Instructions for the task → Leaving out all images, write out the records that follow exactly.

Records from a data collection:

## start

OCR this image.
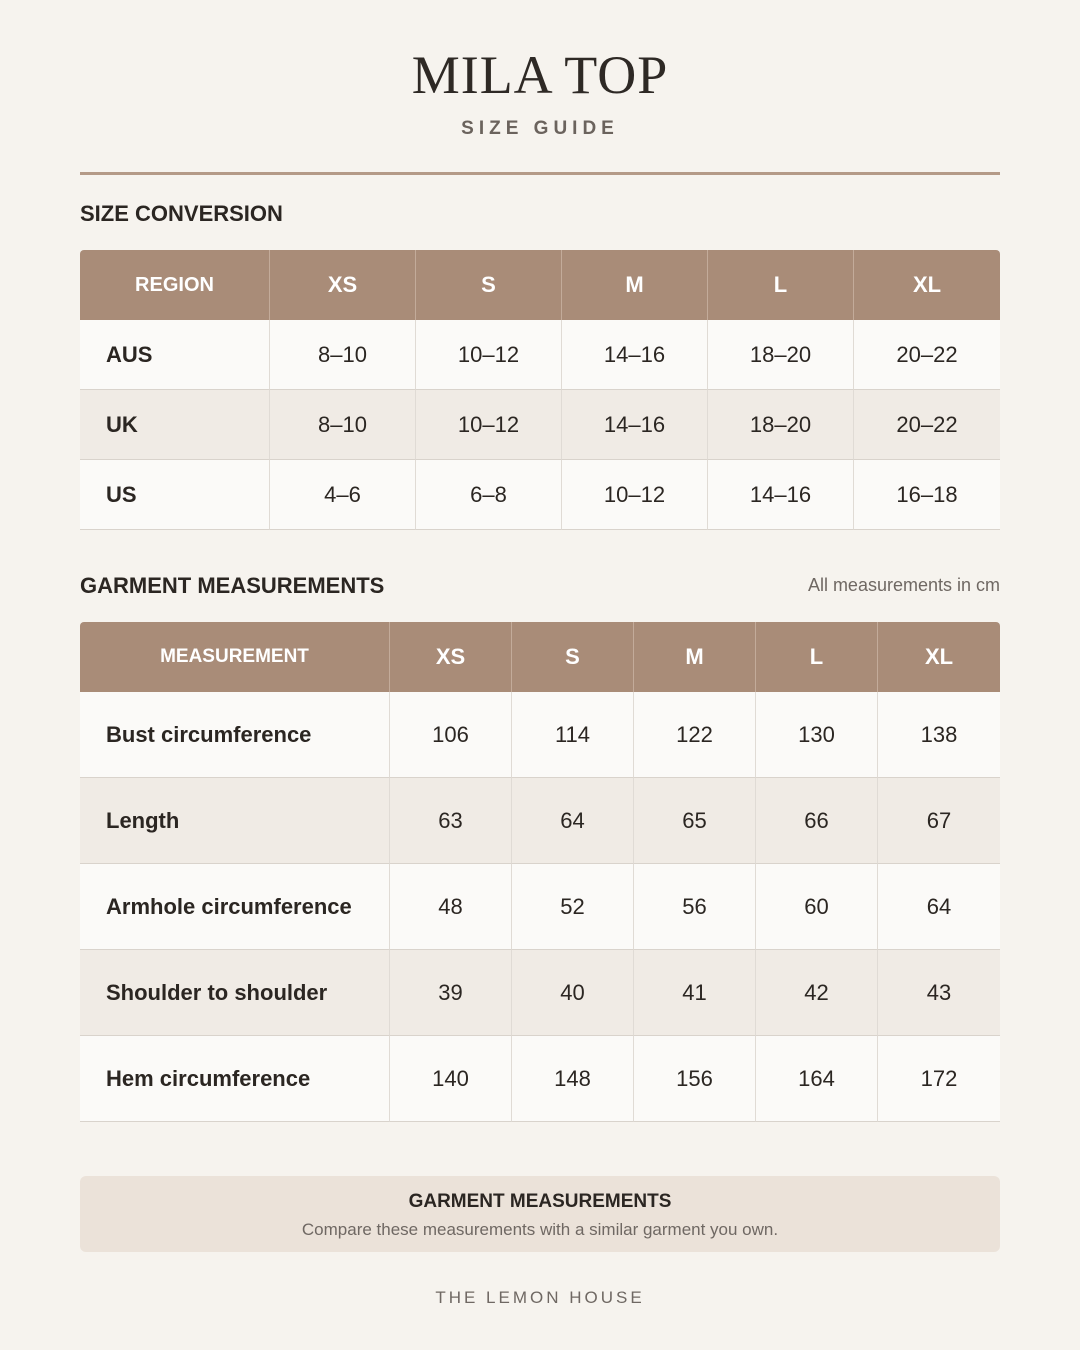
MILA TOP
SIZE GUIDE
SIZE CONVERSION
REGION	XS	S	M	L	XL
AUS	8–10	10–12	14–16	18–20	20–22
UK	8–10	10–12	14–16	18–20	20–22
US	4–6	6–8	10–12	14–16	16–18
GARMENT MEASUREMENTS	All measurements in cm
MEASUREMENT	XS	S	M	L	XL
Bust circumference	106	114	122	130	138
Length	63	64	65	66	67
Armhole circumference	48	52	56	60	64
Shoulder to shoulder	39	40	41	42	43
Hem circumference	140	148	156	164	172
GARMENT MEASUREMENTS
Compare these measurements with a similar garment you own.
THE LEMON HOUSE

## end

Exercise response →
OCR this image.
MILA TOP
SIZE GUIDE
SIZE CONVERSION
REGION	XS	S	M	L	XL
AUS	8–10	10–12	14–16	18–20	20–22
UK	8–10	10–12	14–16	18–20	20–22
US	4–6	6–8	10–12	14–16	16–18
GARMENT MEASUREMENTS	All measurements in cm
MEASUREMENT	XS	S	M	L	XL
Bust circumference	106	114	122	130	138
Length	63	64	65	66	67
Armhole circumference	48	52	56	60	64
Shoulder to shoulder	39	40	41	42	43
Hem circumference	140	148	156	164	172
GARMENT MEASUREMENTS
Compare these measurements with a similar garment you own.
THE LEMON HOUSE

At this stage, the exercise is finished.